Stored items
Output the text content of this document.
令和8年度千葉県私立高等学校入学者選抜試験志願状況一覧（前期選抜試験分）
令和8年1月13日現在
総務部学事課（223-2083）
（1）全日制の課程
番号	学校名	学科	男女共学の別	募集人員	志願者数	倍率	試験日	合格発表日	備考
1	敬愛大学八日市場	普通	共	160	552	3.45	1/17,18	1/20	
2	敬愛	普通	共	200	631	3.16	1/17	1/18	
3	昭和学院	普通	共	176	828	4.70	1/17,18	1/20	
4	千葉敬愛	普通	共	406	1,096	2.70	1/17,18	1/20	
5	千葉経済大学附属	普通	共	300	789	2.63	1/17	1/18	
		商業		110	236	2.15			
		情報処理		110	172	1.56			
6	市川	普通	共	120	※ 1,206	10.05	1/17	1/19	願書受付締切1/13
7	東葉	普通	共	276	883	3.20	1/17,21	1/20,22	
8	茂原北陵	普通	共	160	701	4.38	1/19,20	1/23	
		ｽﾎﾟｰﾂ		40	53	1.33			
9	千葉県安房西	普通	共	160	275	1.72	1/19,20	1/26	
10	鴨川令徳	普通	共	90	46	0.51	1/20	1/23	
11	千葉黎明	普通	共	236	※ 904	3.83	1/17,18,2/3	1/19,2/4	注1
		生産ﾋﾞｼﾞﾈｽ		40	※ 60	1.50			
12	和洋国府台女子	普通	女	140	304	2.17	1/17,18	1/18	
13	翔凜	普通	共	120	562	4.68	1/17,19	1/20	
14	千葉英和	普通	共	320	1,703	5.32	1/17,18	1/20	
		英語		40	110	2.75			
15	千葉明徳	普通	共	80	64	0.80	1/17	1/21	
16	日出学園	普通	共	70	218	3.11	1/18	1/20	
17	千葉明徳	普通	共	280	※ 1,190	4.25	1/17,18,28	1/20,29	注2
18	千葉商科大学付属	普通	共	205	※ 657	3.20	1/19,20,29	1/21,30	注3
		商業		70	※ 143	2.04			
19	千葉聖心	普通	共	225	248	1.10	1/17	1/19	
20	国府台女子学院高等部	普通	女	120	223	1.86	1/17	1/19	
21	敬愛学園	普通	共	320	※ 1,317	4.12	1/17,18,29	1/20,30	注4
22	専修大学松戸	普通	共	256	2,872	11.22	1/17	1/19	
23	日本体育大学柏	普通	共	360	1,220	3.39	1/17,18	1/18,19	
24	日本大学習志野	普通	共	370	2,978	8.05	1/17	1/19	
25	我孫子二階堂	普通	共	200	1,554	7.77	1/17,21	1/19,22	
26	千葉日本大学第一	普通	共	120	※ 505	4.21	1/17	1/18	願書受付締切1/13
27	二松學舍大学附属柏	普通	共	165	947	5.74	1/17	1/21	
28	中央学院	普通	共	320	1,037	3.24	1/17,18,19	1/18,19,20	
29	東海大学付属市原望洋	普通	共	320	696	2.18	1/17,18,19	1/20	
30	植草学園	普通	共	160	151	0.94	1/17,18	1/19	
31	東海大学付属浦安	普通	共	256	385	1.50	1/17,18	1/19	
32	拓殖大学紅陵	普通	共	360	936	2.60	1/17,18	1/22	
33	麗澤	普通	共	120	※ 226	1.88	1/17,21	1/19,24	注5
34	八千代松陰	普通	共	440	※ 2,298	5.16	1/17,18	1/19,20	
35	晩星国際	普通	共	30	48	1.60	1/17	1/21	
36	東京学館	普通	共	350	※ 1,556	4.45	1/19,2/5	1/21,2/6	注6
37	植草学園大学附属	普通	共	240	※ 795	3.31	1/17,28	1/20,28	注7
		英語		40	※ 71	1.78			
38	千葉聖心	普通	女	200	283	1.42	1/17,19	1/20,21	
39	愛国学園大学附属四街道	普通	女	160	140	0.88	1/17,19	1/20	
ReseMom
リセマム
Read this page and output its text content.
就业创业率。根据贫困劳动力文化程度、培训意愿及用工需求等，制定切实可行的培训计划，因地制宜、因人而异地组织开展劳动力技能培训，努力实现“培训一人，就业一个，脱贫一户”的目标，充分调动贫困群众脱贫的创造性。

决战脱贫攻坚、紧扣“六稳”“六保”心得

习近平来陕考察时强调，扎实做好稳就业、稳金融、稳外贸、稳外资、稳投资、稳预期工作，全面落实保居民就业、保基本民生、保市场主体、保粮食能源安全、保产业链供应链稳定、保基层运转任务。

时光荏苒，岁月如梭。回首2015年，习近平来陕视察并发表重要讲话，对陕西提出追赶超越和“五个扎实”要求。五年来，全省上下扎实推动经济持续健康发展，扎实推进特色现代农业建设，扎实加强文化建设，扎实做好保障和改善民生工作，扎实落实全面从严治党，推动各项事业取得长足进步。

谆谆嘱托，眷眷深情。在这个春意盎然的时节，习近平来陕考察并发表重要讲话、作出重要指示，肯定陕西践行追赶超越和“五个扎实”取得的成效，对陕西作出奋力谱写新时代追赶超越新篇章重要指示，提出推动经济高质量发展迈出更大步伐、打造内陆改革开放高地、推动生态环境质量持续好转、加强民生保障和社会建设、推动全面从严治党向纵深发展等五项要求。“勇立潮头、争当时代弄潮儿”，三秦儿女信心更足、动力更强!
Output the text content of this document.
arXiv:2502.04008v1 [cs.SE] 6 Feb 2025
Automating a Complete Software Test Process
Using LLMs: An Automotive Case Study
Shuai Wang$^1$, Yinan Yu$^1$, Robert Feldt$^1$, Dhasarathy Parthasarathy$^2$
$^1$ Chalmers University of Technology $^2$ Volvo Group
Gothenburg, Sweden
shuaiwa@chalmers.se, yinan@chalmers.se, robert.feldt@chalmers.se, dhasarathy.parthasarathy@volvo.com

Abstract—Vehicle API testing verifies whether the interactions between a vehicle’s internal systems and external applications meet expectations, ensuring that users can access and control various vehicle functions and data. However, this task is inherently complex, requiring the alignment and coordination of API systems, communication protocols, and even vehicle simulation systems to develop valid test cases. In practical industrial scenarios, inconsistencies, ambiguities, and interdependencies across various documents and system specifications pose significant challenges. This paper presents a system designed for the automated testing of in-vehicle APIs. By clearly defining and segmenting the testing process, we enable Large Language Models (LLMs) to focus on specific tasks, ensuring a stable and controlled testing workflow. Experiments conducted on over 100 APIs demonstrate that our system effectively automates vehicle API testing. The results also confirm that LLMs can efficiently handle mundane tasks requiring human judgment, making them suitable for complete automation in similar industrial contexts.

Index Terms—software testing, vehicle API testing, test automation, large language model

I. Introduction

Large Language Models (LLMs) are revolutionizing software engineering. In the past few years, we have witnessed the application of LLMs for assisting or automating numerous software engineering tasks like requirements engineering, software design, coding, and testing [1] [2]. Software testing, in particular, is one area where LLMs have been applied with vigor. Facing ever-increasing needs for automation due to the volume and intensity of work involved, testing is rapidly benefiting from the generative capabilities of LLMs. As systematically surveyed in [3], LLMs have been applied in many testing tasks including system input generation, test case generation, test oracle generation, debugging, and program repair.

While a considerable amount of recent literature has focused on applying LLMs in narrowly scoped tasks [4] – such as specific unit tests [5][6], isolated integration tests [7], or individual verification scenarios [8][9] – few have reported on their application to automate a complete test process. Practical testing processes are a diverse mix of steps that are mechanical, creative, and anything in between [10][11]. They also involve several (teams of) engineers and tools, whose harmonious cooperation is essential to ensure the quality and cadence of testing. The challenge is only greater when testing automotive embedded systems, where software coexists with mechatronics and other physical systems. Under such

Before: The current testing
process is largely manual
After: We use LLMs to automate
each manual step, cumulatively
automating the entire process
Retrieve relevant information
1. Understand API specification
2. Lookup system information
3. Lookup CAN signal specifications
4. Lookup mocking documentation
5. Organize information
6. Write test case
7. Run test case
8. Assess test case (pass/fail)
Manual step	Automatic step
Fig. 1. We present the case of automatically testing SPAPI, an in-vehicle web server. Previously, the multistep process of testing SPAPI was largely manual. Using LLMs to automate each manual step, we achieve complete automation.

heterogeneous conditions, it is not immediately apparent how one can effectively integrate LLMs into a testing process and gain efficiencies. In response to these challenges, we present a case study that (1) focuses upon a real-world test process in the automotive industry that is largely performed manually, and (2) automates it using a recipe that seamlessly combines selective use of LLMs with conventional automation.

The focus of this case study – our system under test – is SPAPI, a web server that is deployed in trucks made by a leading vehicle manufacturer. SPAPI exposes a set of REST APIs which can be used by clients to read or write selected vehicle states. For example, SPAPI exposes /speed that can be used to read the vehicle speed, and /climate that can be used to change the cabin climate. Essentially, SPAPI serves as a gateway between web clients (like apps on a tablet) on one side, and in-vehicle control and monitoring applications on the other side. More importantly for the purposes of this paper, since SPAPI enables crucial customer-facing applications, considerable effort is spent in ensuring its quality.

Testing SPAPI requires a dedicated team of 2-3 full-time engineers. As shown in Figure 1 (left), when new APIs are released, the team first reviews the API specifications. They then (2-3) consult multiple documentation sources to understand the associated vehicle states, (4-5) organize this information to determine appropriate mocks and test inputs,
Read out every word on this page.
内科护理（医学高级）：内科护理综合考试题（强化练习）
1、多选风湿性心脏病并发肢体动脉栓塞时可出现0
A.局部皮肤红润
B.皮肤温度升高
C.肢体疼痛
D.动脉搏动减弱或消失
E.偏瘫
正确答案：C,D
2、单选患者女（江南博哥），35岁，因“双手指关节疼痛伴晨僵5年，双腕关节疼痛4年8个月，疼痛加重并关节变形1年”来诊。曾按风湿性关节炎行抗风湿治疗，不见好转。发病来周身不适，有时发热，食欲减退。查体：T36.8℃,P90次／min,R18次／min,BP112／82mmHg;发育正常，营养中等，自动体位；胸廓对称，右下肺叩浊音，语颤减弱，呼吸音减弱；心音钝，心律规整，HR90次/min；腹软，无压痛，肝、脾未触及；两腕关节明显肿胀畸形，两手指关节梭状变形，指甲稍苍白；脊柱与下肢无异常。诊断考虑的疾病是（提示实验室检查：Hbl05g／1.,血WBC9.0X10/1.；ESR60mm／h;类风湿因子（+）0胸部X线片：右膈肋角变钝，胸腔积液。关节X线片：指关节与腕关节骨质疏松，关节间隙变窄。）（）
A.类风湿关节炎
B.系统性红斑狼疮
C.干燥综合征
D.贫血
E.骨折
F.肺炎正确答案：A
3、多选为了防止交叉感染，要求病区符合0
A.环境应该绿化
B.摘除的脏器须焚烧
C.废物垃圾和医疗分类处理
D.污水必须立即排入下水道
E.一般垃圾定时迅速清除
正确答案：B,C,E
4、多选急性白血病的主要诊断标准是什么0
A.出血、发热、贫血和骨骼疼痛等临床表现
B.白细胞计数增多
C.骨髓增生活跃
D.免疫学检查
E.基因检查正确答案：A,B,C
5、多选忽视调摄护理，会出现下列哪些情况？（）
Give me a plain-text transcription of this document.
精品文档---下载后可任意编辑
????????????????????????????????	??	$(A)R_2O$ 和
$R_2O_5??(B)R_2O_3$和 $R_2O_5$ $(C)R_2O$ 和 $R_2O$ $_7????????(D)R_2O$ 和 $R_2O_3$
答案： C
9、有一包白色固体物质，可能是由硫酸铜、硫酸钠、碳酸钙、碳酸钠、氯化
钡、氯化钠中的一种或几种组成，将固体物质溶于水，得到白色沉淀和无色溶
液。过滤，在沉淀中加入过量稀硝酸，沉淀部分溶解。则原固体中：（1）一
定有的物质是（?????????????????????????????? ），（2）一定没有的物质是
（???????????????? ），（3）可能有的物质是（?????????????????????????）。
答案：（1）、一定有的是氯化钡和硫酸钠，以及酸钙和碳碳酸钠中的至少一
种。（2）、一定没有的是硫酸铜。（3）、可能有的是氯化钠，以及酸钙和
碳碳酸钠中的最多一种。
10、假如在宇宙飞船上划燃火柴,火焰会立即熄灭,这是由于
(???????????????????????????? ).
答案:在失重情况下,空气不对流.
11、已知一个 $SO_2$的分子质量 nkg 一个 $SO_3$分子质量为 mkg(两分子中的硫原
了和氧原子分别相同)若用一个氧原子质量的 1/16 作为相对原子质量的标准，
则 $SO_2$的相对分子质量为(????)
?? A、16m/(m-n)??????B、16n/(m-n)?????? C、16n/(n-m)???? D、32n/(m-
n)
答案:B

--- Task to complete ---
Look above for lines with the word "Lookup" and copy them all.

--- Exercise output ---
2. Lookup system information
3. Lookup CAN signal specifications
4. Lookup mocking documentation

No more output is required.